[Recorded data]
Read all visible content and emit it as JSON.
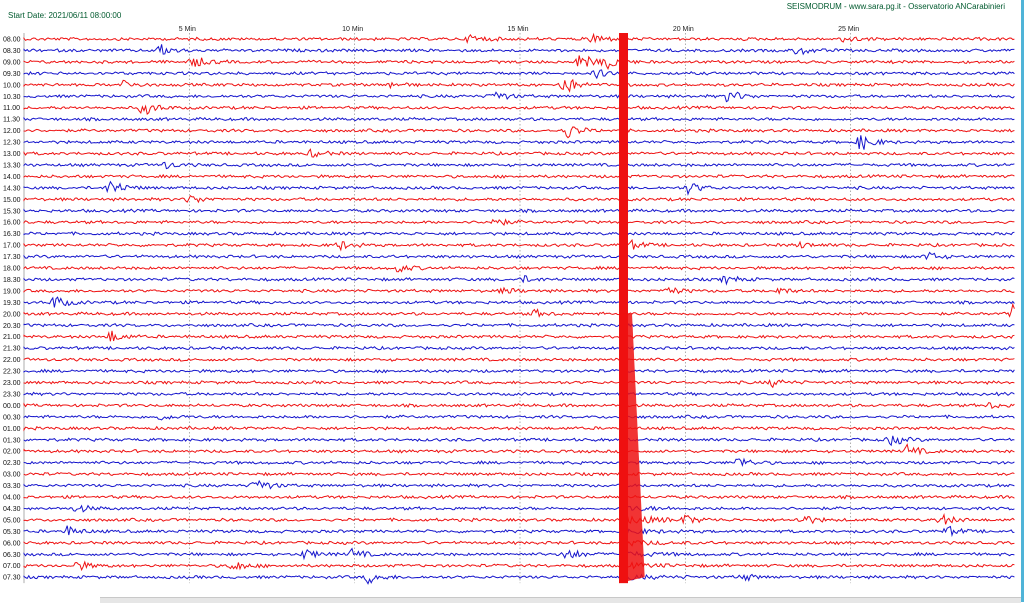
{
  "header": {
    "start_date": "Start Date: 2021/06/11 08:00:00",
    "source": "SEISMODRUM - www.sara.pg.it - Osservatorio ANCarabinieri"
  },
  "colors": {
    "red": "#ee1111",
    "blue": "#1515cc",
    "grid": "#8a8a8a"
  },
  "chart_data": {
    "type": "line",
    "xlim": [
      0,
      30
    ],
    "x_ticks": [
      {
        "value": 5,
        "label": "5 Min"
      },
      {
        "value": 10,
        "label": "10 Min"
      },
      {
        "value": 15,
        "label": "15 Min"
      },
      {
        "value": 20,
        "label": "20 Min"
      },
      {
        "value": 25,
        "label": "25 Min"
      }
    ],
    "rows": [
      "08.00",
      "08.30",
      "09.00",
      "09.30",
      "10.00",
      "10.30",
      "11.00",
      "11.30",
      "12.00",
      "12.30",
      "13.00",
      "13.30",
      "14.00",
      "14.30",
      "15.00",
      "15.30",
      "16.00",
      "16.30",
      "17.00",
      "17.30",
      "18.00",
      "18.30",
      "19.00",
      "19.30",
      "20.00",
      "20.30",
      "21.00",
      "21.30",
      "22.00",
      "22.30",
      "23.00",
      "23.30",
      "00.00",
      "00.30",
      "01.00",
      "01.30",
      "02.00",
      "02.30",
      "03.00",
      "03.30",
      "04.00",
      "04.30",
      "05.00",
      "05.30",
      "06.00",
      "06.30",
      "07.00",
      "07.30"
    ],
    "row_colors": [
      "red",
      "blue"
    ],
    "major_event": {
      "minute": 18.1,
      "start_row": 0,
      "end_row": 47
    }
  }
}
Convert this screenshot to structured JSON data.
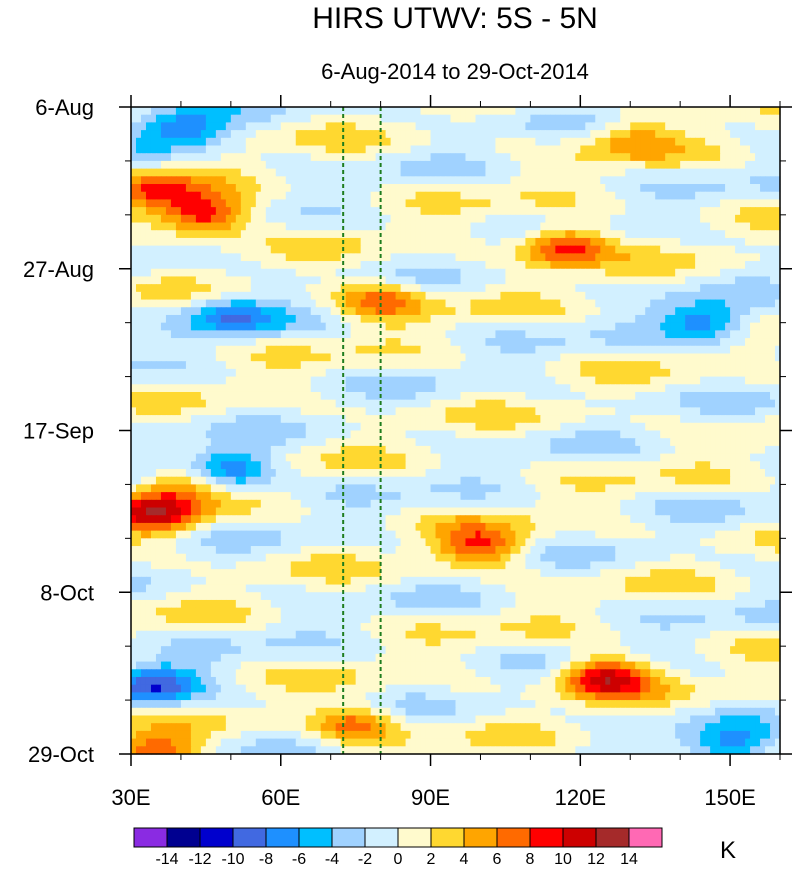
{
  "chart_data": {
    "type": "heatmap",
    "title": "HIRS UTWV: 5S - 5N",
    "subtitle": "6-Aug-2014 to 29-Oct-2014",
    "x_axis": {
      "range": [
        30,
        160
      ],
      "tick_values": [
        30,
        60,
        90,
        120,
        150
      ],
      "tick_labels": [
        "30E",
        "60E",
        "90E",
        "120E",
        "150E"
      ],
      "minor_step": 10
    },
    "y_axis": {
      "range_days": [
        0,
        84
      ],
      "tick_values": [
        0,
        21,
        42,
        63,
        84
      ],
      "tick_labels": [
        "6-Aug",
        "27-Aug",
        "17-Sep",
        "8-Oct",
        "29-Oct"
      ],
      "minor_step_days": 7,
      "direction": "time increases downward"
    },
    "reference_lines_lon": [
      72.5,
      80
    ],
    "colorbar": {
      "levels": [
        -14,
        -12,
        -10,
        -8,
        -6,
        -4,
        -2,
        0,
        2,
        4,
        6,
        8,
        10,
        12,
        14
      ],
      "colors": [
        "#8a2be2",
        "#000090",
        "#0000cd",
        "#4169e1",
        "#1e90ff",
        "#00bfff",
        "#a0d2ff",
        "#d2f0ff",
        "#fffacd",
        "#ffd830",
        "#ffa500",
        "#ff6a00",
        "#ff0000",
        "#cd0000",
        "#a52a2a",
        "#ff69b4"
      ],
      "unit": "K"
    },
    "features": [
      {
        "lon": 45,
        "day": 14,
        "value": 11
      },
      {
        "lon": 35,
        "day": 11,
        "value": 7
      },
      {
        "lon": 117,
        "day": 18,
        "value": 10
      },
      {
        "lon": 40,
        "day": 3,
        "value": -8
      },
      {
        "lon": 50,
        "day": 27,
        "value": -7
      },
      {
        "lon": 80,
        "day": 25,
        "value": 7
      },
      {
        "lon": 35,
        "day": 53,
        "value": 10
      },
      {
        "lon": 40,
        "day": 49,
        "value": 6
      },
      {
        "lon": 50,
        "day": 47,
        "value": -9
      },
      {
        "lon": 100,
        "day": 57,
        "value": 8
      },
      {
        "lon": 125,
        "day": 74,
        "value": 11
      },
      {
        "lon": 35,
        "day": 84,
        "value": 9
      },
      {
        "lon": 75,
        "day": 80,
        "value": 7
      },
      {
        "lon": 145,
        "day": 28,
        "value": -8
      },
      {
        "lon": 150,
        "day": 83,
        "value": -7
      },
      {
        "lon": 35,
        "day": 75,
        "value": -9
      },
      {
        "lon": 130,
        "day": 4,
        "value": 5
      }
    ]
  }
}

## [Aim of the task]
Where a line holds "JSON", copy it out.

## [Expected answer]
Read all visible content and emit it as JSON.
Convert this screenshot to structured JSON data.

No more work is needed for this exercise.